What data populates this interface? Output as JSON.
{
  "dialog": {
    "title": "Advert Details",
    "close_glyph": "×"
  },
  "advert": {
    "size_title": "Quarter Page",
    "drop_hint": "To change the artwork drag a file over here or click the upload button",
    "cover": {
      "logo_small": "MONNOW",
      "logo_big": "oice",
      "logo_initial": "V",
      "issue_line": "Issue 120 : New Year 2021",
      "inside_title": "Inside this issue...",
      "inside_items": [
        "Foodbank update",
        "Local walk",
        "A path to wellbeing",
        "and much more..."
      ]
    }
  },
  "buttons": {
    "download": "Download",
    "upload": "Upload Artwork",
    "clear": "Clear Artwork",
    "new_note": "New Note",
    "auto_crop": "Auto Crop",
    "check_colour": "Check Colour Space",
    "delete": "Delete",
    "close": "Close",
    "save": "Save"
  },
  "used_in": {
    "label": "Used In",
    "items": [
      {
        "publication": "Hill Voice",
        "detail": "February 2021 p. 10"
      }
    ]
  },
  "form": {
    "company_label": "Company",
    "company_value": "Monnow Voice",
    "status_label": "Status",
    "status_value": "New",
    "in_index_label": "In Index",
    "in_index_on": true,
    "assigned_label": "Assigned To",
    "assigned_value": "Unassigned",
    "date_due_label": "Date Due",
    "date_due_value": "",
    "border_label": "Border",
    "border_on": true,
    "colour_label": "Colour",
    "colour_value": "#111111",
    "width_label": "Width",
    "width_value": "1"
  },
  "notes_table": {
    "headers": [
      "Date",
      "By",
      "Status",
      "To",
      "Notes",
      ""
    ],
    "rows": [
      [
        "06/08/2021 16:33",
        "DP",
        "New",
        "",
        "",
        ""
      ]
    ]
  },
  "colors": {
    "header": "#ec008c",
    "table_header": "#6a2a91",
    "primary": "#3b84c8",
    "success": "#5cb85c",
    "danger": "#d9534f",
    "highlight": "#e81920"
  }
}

* * *

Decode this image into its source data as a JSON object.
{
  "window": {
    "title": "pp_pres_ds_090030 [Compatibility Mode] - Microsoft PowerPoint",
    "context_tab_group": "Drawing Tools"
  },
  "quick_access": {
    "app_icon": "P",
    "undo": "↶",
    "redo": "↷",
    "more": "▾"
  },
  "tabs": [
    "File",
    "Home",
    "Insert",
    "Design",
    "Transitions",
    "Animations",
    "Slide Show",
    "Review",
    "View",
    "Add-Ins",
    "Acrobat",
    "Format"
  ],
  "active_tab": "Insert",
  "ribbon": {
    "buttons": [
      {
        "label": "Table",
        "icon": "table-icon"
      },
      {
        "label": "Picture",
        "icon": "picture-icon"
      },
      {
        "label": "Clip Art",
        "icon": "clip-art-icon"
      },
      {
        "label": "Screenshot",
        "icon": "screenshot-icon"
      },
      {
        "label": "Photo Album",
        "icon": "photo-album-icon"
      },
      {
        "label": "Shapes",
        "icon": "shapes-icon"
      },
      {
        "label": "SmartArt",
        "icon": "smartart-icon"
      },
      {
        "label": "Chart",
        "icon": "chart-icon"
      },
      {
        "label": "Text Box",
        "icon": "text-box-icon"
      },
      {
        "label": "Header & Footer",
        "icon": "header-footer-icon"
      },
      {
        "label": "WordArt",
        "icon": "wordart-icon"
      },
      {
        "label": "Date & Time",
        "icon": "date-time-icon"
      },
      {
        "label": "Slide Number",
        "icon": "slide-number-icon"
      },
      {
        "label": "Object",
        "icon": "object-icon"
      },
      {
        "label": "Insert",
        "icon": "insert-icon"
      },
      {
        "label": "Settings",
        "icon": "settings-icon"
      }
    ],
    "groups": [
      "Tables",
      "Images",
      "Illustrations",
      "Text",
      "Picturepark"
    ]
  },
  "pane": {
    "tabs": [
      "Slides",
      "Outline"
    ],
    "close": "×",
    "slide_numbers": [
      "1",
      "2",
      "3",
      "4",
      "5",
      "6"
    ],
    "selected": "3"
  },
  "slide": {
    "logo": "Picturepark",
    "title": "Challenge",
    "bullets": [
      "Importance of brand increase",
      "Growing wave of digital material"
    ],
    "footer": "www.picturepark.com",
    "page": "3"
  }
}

==

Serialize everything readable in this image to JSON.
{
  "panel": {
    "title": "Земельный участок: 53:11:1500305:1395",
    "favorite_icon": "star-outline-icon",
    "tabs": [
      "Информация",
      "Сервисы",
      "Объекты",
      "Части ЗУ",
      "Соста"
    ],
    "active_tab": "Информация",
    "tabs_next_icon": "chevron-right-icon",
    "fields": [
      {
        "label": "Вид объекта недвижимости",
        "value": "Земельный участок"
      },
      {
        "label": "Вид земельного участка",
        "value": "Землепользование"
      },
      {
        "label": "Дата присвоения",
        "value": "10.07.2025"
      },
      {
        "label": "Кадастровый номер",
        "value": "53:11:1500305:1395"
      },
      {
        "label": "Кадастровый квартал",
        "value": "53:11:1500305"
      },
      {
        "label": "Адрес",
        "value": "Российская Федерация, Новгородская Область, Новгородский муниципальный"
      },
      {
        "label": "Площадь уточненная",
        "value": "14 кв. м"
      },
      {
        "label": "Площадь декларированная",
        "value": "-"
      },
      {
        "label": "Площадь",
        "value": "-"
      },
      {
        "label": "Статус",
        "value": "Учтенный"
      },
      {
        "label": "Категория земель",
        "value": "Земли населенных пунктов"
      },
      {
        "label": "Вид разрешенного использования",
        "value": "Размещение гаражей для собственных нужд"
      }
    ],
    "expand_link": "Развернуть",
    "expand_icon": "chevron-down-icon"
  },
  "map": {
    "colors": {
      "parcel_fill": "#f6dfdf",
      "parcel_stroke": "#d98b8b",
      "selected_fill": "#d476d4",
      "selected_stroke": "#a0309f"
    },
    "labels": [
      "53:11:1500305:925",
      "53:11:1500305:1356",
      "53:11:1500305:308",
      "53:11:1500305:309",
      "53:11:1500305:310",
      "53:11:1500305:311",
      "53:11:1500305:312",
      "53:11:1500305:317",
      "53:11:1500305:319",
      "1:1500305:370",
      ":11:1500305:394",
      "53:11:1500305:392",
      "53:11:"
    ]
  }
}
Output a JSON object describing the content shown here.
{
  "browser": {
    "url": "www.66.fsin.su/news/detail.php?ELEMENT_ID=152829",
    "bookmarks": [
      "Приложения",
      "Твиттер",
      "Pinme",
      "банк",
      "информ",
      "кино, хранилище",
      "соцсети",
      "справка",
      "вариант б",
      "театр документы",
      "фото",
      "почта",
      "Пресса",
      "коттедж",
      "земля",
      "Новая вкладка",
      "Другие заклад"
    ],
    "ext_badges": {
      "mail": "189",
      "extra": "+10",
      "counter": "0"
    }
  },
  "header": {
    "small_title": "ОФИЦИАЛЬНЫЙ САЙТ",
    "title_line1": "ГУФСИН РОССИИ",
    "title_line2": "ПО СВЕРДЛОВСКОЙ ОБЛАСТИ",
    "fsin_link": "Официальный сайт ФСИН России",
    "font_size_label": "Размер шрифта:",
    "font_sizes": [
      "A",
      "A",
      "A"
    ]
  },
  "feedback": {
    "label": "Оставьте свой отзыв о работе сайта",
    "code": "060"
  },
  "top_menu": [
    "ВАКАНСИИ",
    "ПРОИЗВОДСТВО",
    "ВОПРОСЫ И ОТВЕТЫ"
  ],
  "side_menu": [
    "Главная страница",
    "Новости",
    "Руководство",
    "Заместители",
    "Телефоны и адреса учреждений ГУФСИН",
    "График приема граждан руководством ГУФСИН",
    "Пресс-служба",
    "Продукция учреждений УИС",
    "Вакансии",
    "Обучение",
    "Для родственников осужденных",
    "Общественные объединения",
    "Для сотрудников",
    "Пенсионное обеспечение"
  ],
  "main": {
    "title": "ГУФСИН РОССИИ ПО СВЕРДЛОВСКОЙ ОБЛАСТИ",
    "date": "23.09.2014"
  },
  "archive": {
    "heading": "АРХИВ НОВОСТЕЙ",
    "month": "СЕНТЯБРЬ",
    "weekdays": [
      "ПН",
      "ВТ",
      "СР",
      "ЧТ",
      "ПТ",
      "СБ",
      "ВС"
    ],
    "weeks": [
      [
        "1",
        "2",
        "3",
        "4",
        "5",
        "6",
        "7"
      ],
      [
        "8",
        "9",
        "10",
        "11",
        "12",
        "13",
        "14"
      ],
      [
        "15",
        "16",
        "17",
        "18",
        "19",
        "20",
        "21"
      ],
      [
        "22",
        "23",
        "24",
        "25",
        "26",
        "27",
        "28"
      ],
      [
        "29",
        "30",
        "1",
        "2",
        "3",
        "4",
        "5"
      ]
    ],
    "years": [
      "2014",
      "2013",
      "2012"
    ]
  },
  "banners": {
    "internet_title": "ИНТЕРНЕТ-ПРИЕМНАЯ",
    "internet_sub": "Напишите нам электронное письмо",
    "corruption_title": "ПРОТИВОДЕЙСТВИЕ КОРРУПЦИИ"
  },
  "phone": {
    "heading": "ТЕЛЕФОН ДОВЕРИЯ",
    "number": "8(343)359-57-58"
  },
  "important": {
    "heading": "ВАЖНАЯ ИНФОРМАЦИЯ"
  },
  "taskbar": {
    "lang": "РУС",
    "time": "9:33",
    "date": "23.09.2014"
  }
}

TASK STATEMENT
Of the lines in the entries above, how many include "СВЕРДЛОВСКОЙ"? Only the number should be given.

EXERCISE RESULT
2